**Task prompt**: Wherever a line holds the word "text", copy that line out.

[A block of data]

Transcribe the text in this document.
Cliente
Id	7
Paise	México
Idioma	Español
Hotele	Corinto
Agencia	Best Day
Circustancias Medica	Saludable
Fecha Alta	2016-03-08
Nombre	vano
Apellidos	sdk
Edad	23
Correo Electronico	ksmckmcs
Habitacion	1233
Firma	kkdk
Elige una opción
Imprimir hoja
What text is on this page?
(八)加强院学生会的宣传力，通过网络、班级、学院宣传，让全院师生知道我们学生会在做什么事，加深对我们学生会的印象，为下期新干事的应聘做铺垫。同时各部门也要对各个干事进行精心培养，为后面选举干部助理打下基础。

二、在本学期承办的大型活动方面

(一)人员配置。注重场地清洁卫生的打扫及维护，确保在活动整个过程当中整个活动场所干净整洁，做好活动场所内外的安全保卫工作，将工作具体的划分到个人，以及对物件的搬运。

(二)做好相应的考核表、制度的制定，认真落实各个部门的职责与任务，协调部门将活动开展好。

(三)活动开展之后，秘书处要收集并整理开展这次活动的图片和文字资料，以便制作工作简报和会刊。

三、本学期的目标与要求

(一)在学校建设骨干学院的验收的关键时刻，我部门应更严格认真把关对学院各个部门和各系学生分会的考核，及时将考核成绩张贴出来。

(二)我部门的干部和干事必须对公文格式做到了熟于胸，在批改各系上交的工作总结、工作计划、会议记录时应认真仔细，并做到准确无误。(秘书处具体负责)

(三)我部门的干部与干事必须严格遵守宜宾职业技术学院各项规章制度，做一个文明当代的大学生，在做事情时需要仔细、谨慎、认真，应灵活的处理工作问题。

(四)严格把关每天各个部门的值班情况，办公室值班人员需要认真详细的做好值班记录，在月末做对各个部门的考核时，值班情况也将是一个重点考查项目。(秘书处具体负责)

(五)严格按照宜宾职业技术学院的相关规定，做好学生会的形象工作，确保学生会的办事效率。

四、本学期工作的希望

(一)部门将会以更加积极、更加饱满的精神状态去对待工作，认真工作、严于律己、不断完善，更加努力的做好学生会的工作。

**Task output**:
Transcribe the text in this document.
What text is on this page?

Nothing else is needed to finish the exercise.